▶ **Set task**
Scan the data for "Layout" and copy the lines it appears in.

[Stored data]
________

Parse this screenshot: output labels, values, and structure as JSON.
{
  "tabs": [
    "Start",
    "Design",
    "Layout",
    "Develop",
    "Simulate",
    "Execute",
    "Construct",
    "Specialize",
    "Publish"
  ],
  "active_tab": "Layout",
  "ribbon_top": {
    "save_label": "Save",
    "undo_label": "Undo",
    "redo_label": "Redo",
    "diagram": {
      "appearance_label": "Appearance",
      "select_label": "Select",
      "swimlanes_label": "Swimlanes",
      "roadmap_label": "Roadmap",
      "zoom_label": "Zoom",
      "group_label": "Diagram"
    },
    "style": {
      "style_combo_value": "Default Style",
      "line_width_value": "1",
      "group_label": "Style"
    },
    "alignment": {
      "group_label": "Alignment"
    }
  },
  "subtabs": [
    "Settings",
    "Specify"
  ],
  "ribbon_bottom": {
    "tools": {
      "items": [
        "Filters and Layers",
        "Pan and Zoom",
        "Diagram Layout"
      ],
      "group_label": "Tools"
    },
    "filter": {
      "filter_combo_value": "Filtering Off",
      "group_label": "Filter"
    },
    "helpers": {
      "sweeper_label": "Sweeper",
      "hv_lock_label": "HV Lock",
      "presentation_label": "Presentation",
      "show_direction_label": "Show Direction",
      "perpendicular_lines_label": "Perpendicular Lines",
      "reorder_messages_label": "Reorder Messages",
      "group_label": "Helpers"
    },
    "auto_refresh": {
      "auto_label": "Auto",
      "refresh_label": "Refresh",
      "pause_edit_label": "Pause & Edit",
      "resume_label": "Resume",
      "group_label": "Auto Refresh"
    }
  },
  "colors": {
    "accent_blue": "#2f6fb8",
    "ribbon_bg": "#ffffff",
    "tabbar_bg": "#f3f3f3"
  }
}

________

▶ **Task response**
    "Layout",
  "active_tab": "Layout",
        "Diagram Layout"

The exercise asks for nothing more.